*Given instruction:* Reproduce each line exactly. Skip none.

*Extracted information:*
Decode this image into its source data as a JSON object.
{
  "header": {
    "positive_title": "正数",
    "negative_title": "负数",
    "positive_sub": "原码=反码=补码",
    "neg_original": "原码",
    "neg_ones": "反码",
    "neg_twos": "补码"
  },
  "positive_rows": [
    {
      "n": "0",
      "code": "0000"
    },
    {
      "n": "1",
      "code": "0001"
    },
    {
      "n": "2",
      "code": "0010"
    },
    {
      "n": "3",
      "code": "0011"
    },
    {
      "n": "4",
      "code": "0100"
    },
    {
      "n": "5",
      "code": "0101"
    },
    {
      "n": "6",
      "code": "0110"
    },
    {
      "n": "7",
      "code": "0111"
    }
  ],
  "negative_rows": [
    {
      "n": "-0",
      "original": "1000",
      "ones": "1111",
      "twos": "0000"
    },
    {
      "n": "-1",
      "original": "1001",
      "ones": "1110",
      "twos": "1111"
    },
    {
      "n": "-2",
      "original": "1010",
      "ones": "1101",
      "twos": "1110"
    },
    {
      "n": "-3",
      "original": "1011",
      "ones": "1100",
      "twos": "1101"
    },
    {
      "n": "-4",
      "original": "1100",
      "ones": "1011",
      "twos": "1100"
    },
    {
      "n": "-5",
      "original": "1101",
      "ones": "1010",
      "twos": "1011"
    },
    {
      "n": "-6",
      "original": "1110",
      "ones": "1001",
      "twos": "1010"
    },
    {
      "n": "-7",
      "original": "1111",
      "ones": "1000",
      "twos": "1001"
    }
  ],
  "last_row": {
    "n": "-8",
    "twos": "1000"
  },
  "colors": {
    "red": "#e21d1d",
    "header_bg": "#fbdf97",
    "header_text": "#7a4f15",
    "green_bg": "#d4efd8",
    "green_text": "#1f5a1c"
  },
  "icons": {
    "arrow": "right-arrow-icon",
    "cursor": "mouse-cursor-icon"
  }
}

*Solution for this exercise:*
Decode this image into its source data as a JSON object.
{
  "header": {
    "positive_title": "正数",
    "negative_title": "负数",
    "positive_sub": "原码=反码=补码",
    "neg_original": "原码",
    "neg_ones": "反码",
    "neg_twos": "补码"
  },
  "positive_rows": [
    {
      "n": "0",
      "code": "0000"
    },
    {
      "n": "1",
      "code": "0001"
    },
    {
      "n": "2",
      "code": "0010"
    },
    {
      "n": "3",
      "code": "0011"
    },
    {
      "n": "4",
      "code": "0100"
    },
    {
      "n": "5",
      "code": "0101"
    },
    {
      "n": "6",
      "code": "0110"
    },
    {
      "n": "7",
      "code": "0111"
    }
  ],
  "negative_rows": [
    {
      "n": "-0",
      "original": "1000",
      "ones": "1111",
      "twos": "0000"
    },
    {
      "n": "-1",
      "original": "1001",
      "ones": "1110",
      "twos": "1111"
    },
    {
      "n": "-2",
      "original": "1010",
      "ones": "1101",
      "twos": "1110"
    },
    {
      "n": "-3",
      "original": "1011",
      "ones": "1100",
      "twos": "1101"
    },
    {
      "n": "-4",
      "original": "1100",
      "ones": "1011",
      "twos": "1100"
    },
    {
      "n": "-5",
      "original": "1101",
      "ones": "1010",
      "twos": "1011"
    },
    {
      "n": "-6",
      "original": "1110",
      "ones": "1001",
      "twos": "1010"
    },
    {
      "n": "-7",
      "original": "1111",
      "ones": "1000",
      "twos": "1001"
    }
  ],
  "last_row": {
    "n": "-8",
    "twos": "1000"
  },
  "colors": {
    "red": "#e21d1d",
    "header_bg": "#fbdf97",
    "header_text": "#7a4f15",
    "green_bg": "#d4efd8",
    "green_text": "#1f5a1c"
  },
  "icons": {
    "arrow": "right-arrow-icon",
    "cursor": "mouse-cursor-icon"
  }
}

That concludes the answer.